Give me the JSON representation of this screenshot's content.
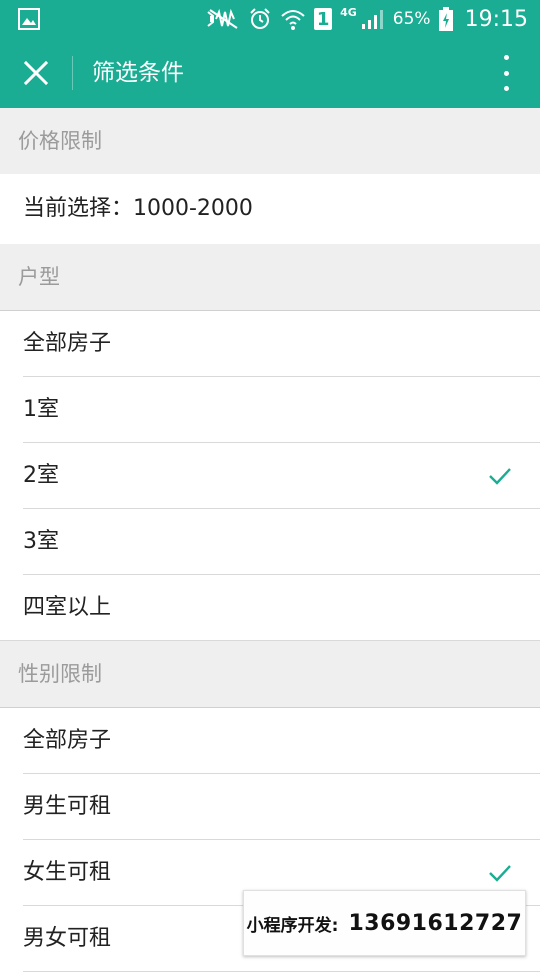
{
  "status_bar": {
    "network": "4G",
    "sim_slot": "1",
    "battery_percent": "65%",
    "time": "19:15",
    "icons": [
      "image-icon",
      "mute-icon",
      "alarm-icon",
      "wifi-icon",
      "sim-icon",
      "signal-icon",
      "battery-icon"
    ]
  },
  "toolbar": {
    "title": "筛选条件",
    "close_icon": "close-icon",
    "more_icon": "more-vertical-icon"
  },
  "price": {
    "section_title": "价格限制",
    "current_selection": "当前选择：1000-2000"
  },
  "room_type": {
    "section_title": "户型",
    "options": [
      {
        "label": "全部房子",
        "selected": false
      },
      {
        "label": "1室",
        "selected": false
      },
      {
        "label": "2室",
        "selected": true
      },
      {
        "label": "3室",
        "selected": false
      },
      {
        "label": "四室以上",
        "selected": false
      }
    ]
  },
  "gender": {
    "section_title": "性别限制",
    "options": [
      {
        "label": "全部房子",
        "selected": false
      },
      {
        "label": "男生可租",
        "selected": false
      },
      {
        "label": "女生可租",
        "selected": true
      },
      {
        "label": "男女可租",
        "selected": false
      }
    ]
  },
  "watermark": {
    "label": "小程序开发:",
    "phone": "13691612727"
  },
  "colors": {
    "accent": "#1aad93",
    "section_bg": "#efefef",
    "divider": "#d9d9d9",
    "check": "#1aad93"
  }
}
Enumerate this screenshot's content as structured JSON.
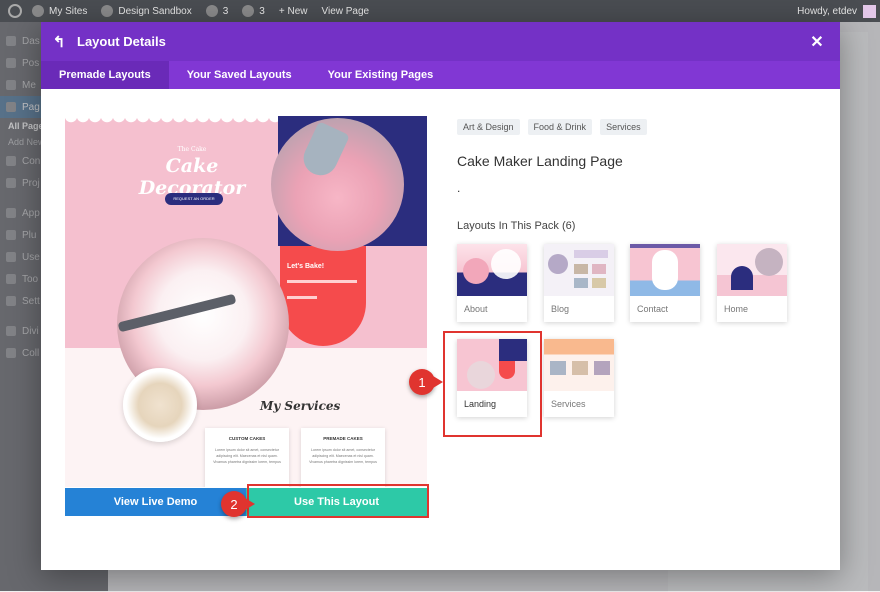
{
  "admin_bar": {
    "site": "My Sites",
    "sandbox": "Design Sandbox",
    "updates": "3",
    "comments": "3",
    "new": "+ New",
    "view_page": "View Page",
    "howdy": "Howdy, etdev"
  },
  "wp_sidebar": {
    "items": [
      "Das",
      "Pos",
      "Me",
      "Pag",
      "Con",
      "Proj",
      "App",
      "Plu",
      "Use",
      "Too",
      "Sett",
      "Divi",
      "Coll"
    ],
    "subitems": [
      "All Pages",
      "Add New"
    ]
  },
  "modal": {
    "title": "Layout Details",
    "back_icon": "arrow-back-icon",
    "close_label": "✕",
    "tabs": [
      {
        "label": "Premade Layouts",
        "active": true
      },
      {
        "label": "Your Saved Layouts",
        "active": false
      },
      {
        "label": "Your Existing Pages",
        "active": false
      }
    ],
    "preview": {
      "logo_small": "The Cake",
      "logo": "Cake Decorator",
      "order_button": "REQUEST AN ORDER",
      "lets_bake": "Let's Bake!",
      "services_heading": "My Services",
      "card1_title": "CUSTOM CAKES",
      "card1_text": "Lorem ipsum dolor sit amet, consectetur adipiscing elit. Maecenas et nisl quam. Vivamus pharetra dignissim lorem, tempus",
      "card2_title": "PREMADE CAKES",
      "card2_text": "Lorem ipsum dolor sit amet, consectetur adipiscing elit. Maecenas et nisl quam. Vivamus pharetra dignissim lorem, tempus"
    },
    "view_live_demo": "View Live Demo",
    "use_this_layout": "Use This Layout",
    "tags": [
      "Art & Design",
      "Food & Drink",
      "Services"
    ],
    "layout_title": "Cake Maker Landing Page",
    "description": ".",
    "pack_title": "Layouts In This Pack (6)",
    "layouts": [
      "About",
      "Blog",
      "Contact",
      "Home",
      "Landing",
      "Services"
    ],
    "callouts": [
      "1",
      "2"
    ]
  },
  "colors": {
    "header": "#7431c6",
    "tabs": "#8137d4",
    "live_demo": "#2582d6",
    "use_layout": "#2dc9a7",
    "highlight": "#e0342f"
  }
}
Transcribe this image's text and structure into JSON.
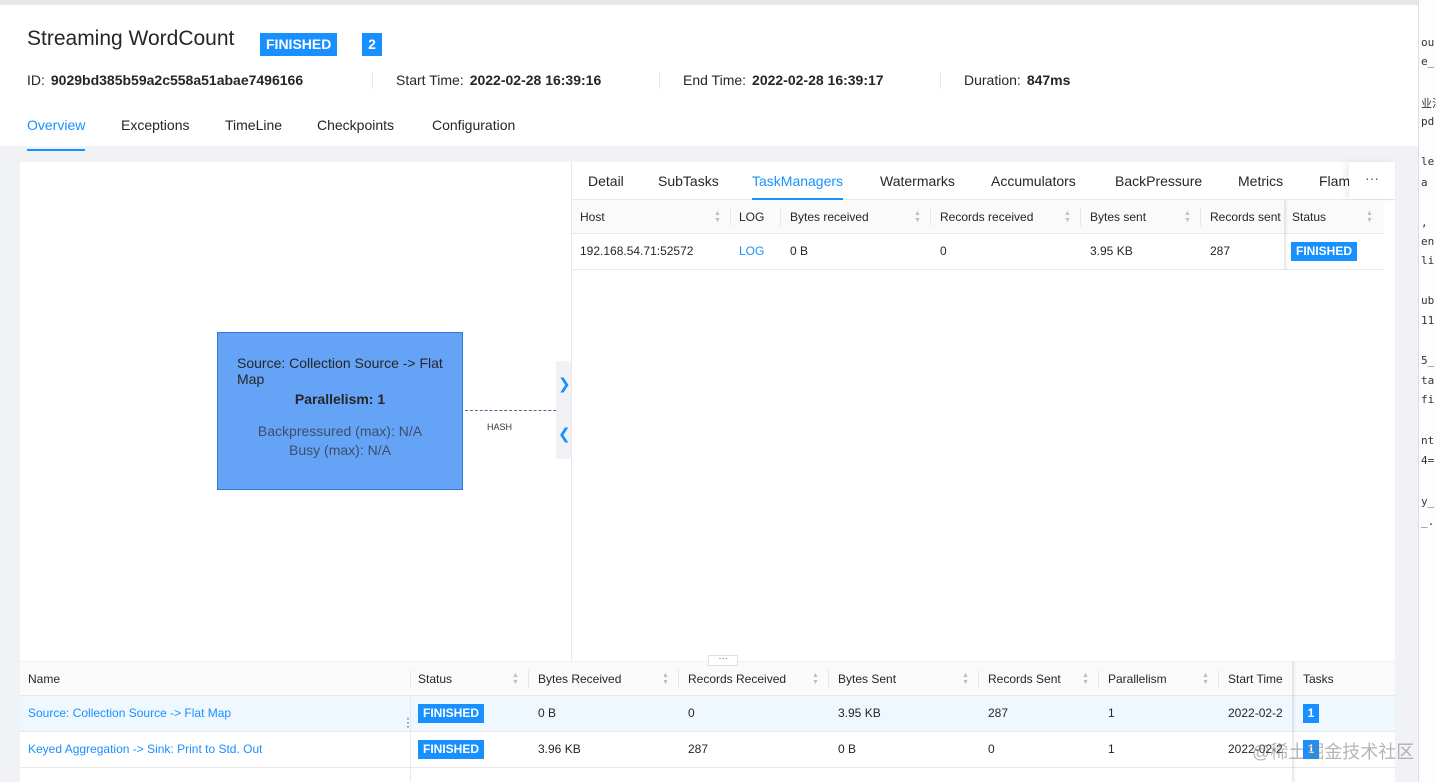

What you are asked to do :: Copy out every line with the word "nisl".

Response to this exercise ::
      "card1_text": "Lorem ipsum dolor sit amet, consectetur adipiscing elit. Maecenas et nisl quam. Vivamus pharetra dignissim lorem, tempus",
      "card2_text": "Lorem ipsum dolor sit amet, consectetur adipiscing elit. Maecenas et nisl quam. Vivamus pharetra dignissim lorem, tempus"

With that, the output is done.